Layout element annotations
++++++++++

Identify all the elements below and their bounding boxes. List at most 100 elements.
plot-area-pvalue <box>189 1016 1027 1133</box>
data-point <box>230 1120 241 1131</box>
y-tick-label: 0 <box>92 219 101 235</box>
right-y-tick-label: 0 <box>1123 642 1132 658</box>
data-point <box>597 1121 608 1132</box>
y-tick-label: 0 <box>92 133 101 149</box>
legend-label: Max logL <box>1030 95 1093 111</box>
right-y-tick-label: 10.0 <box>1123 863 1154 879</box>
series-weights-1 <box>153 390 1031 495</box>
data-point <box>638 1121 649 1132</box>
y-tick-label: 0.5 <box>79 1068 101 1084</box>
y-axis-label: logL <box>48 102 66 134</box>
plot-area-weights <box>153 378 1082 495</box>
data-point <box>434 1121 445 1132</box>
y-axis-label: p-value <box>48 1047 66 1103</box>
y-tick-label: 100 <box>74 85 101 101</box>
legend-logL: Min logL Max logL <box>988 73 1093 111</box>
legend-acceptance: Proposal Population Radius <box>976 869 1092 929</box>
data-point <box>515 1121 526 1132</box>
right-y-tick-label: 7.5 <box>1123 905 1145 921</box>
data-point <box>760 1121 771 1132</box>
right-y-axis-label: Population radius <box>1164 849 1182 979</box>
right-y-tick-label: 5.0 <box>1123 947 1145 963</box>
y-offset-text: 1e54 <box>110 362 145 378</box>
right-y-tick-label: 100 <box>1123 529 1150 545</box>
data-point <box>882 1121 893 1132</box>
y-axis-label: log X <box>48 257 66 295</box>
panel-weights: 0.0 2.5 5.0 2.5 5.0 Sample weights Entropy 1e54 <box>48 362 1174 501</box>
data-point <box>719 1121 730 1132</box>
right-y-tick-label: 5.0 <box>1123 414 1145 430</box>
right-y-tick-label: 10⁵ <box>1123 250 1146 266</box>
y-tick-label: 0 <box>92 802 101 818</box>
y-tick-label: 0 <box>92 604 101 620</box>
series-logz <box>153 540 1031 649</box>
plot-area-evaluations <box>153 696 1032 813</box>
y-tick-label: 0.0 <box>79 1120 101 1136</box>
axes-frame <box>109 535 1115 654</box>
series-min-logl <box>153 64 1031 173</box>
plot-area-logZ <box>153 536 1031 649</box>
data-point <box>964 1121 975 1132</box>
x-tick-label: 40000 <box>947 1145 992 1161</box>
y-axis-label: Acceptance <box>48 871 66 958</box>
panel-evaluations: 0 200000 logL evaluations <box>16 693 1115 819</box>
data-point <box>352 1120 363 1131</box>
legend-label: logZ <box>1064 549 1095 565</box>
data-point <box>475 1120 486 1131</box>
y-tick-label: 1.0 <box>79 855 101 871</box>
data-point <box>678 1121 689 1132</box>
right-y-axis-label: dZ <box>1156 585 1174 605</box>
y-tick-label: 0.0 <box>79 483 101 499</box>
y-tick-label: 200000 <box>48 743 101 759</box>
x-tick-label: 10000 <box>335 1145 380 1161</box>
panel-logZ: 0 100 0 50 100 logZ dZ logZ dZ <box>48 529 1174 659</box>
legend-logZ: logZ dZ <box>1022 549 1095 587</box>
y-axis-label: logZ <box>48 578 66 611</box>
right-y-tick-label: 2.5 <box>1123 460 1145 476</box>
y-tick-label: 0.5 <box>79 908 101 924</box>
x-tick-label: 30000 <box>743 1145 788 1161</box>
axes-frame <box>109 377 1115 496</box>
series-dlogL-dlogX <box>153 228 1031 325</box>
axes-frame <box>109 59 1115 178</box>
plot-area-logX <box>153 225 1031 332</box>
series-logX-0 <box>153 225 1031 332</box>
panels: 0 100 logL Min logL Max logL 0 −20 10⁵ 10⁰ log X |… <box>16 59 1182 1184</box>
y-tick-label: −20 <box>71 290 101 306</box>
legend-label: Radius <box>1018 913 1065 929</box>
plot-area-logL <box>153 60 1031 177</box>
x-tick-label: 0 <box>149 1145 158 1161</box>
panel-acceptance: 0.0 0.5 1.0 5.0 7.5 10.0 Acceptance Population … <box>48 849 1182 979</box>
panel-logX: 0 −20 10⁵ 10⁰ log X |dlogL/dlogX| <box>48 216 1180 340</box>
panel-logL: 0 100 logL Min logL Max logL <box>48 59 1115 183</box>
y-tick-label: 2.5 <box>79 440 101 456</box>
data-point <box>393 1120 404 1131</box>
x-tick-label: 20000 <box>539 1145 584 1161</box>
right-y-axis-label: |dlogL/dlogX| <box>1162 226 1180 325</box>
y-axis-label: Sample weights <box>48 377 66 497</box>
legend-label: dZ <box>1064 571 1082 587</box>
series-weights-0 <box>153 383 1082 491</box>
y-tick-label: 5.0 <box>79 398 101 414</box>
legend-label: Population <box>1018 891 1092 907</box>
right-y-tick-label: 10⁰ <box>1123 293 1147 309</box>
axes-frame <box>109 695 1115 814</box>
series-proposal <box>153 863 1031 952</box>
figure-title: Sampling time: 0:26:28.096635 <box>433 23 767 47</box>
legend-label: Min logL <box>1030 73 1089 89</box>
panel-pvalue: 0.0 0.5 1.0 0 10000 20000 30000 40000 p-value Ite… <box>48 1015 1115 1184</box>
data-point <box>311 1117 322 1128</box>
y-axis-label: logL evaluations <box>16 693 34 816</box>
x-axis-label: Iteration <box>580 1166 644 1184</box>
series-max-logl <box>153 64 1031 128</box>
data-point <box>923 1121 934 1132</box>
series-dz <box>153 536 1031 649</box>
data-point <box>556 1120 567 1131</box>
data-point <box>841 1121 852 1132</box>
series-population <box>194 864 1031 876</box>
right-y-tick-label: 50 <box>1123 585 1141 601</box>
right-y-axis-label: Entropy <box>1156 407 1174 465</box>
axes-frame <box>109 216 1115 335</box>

++++++++++

DO THIS: Pull every line out of the data above and copy each one verbatim, keeping the original order.

RESULT:
Identify all the elements below and their bounding boxes. List at most 100 elements.
plot-area-pvalue <box>189 1016 1027 1133</box>
data-point <box>230 1120 241 1131</box>
y-tick-label: 0 <box>92 219 101 235</box>
right-y-tick-label: 0 <box>1123 642 1132 658</box>
data-point <box>597 1121 608 1132</box>
y-tick-label: 0 <box>92 133 101 149</box>
legend-label: Max logL <box>1030 95 1093 111</box>
right-y-tick-label: 10.0 <box>1123 863 1154 879</box>
series-weights-1 <box>153 390 1031 495</box>
data-point <box>638 1121 649 1132</box>
y-tick-label: 0.5 <box>79 1068 101 1084</box>
y-axis-label: logL <box>48 102 66 134</box>
plot-area-weights <box>153 378 1082 495</box>
data-point <box>434 1121 445 1132</box>
y-axis-label: p-value <box>48 1047 66 1103</box>
y-tick-label: 100 <box>74 85 101 101</box>
legend-logL: Min logL Max logL <box>988 73 1093 111</box>
legend-acceptance: Proposal Population Radius <box>976 869 1092 929</box>
data-point <box>515 1121 526 1132</box>
right-y-tick-label: 7.5 <box>1123 905 1145 921</box>
data-point <box>760 1121 771 1132</box>
right-y-axis-label: Population radius <box>1164 849 1182 979</box>
right-y-tick-label: 5.0 <box>1123 947 1145 963</box>
y-offset-text: 1e54 <box>110 362 145 378</box>
right-y-tick-label: 100 <box>1123 529 1150 545</box>
data-point <box>882 1121 893 1132</box>
y-axis-label: log X <box>48 257 66 295</box>
panel-weights: 0.0 2.5 5.0 2.5 5.0 Sample weights Entropy 1e54 <box>48 362 1174 501</box>
data-point <box>719 1121 730 1132</box>
right-y-tick-label: 5.0 <box>1123 414 1145 430</box>
right-y-tick-label: 10⁵ <box>1123 250 1146 266</box>
y-tick-label: 0 <box>92 802 101 818</box>
y-tick-label: 0 <box>92 604 101 620</box>
series-logz <box>153 540 1031 649</box>
plot-area-evaluations <box>153 696 1032 813</box>
y-tick-label: 0.0 <box>79 1120 101 1136</box>
axes-frame <box>109 535 1115 654</box>
series-min-logl <box>153 64 1031 173</box>
plot-area-logZ <box>153 536 1031 649</box>
data-point <box>964 1121 975 1132</box>
x-tick-label: 40000 <box>947 1145 992 1161</box>
y-axis-label: Acceptance <box>48 871 66 958</box>
panel-evaluations: 0 200000 logL evaluations <box>16 693 1115 819</box>
data-point <box>352 1120 363 1131</box>
legend-label: logZ <box>1064 549 1095 565</box>
data-point <box>475 1120 486 1131</box>
y-tick-label: 1.0 <box>79 855 101 871</box>
data-point <box>678 1121 689 1132</box>
right-y-axis-label: dZ <box>1156 585 1174 605</box>
y-tick-label: 0.0 <box>79 483 101 499</box>
y-tick-label: 200000 <box>48 743 101 759</box>
x-tick-label: 10000 <box>335 1145 380 1161</box>
panel-logZ: 0 100 0 50 100 logZ dZ logZ dZ <box>48 529 1174 659</box>
legend-logZ: logZ dZ <box>1022 549 1095 587</box>
y-axis-label: logZ <box>48 578 66 611</box>
right-y-tick-label: 2.5 <box>1123 460 1145 476</box>
y-tick-label: 0.5 <box>79 908 101 924</box>
x-tick-label: 30000 <box>743 1145 788 1161</box>
axes-frame <box>109 377 1115 496</box>
series-dlogL-dlogX <box>153 228 1031 325</box>
axes-frame <box>109 59 1115 178</box>
plot-area-logX <box>153 225 1031 332</box>
series-logX-0 <box>153 225 1031 332</box>
panels: 0 100 logL Min logL Max logL 0 −20 10⁵ 10⁰ log X |… <box>16 59 1182 1184</box>
y-tick-label: −20 <box>71 290 101 306</box>
legend-label: Radius <box>1018 913 1065 929</box>
plot-area-logL <box>153 60 1031 177</box>
x-tick-label: 0 <box>149 1145 158 1161</box>
panel-acceptance: 0.0 0.5 1.0 5.0 7.5 10.0 Acceptance Population … <box>48 849 1182 979</box>
panel-logX: 0 −20 10⁵ 10⁰ log X |dlogL/dlogX| <box>48 216 1180 340</box>
panel-logL: 0 100 logL Min logL Max logL <box>48 59 1115 183</box>
y-tick-label: 2.5 <box>79 440 101 456</box>
data-point <box>393 1120 404 1131</box>
x-tick-label: 20000 <box>539 1145 584 1161</box>
right-y-axis-label: |dlogL/dlogX| <box>1162 226 1180 325</box>
y-axis-label: Sample weights <box>48 377 66 497</box>
legend-label: dZ <box>1064 571 1082 587</box>
series-weights-0 <box>153 383 1082 491</box>
y-tick-label: 5.0 <box>79 398 101 414</box>
legend-label: Population <box>1018 891 1092 907</box>
right-y-tick-label: 10⁰ <box>1123 293 1147 309</box>
axes-frame <box>109 695 1115 814</box>
series-proposal <box>153 863 1031 952</box>
figure-title: Sampling time: 0:26:28.096635 <box>433 23 767 47</box>
legend-label: Min logL <box>1030 73 1089 89</box>
panel-pvalue: 0.0 0.5 1.0 0 10000 20000 30000 40000 p-value Ite… <box>48 1015 1115 1184</box>
data-point <box>311 1117 322 1128</box>
y-axis-label: logL evaluations <box>16 693 34 816</box>
x-axis-label: Iteration <box>580 1166 644 1184</box>
series-max-logl <box>153 64 1031 128</box>
data-point <box>923 1121 934 1132</box>
series-dz <box>153 536 1031 649</box>
data-point <box>556 1120 567 1131</box>
data-point <box>841 1121 852 1132</box>
series-population <box>194 864 1031 876</box>
right-y-tick-label: 50 <box>1123 585 1141 601</box>
right-y-axis-label: Entropy <box>1156 407 1174 465</box>
axes-frame <box>109 216 1115 335</box>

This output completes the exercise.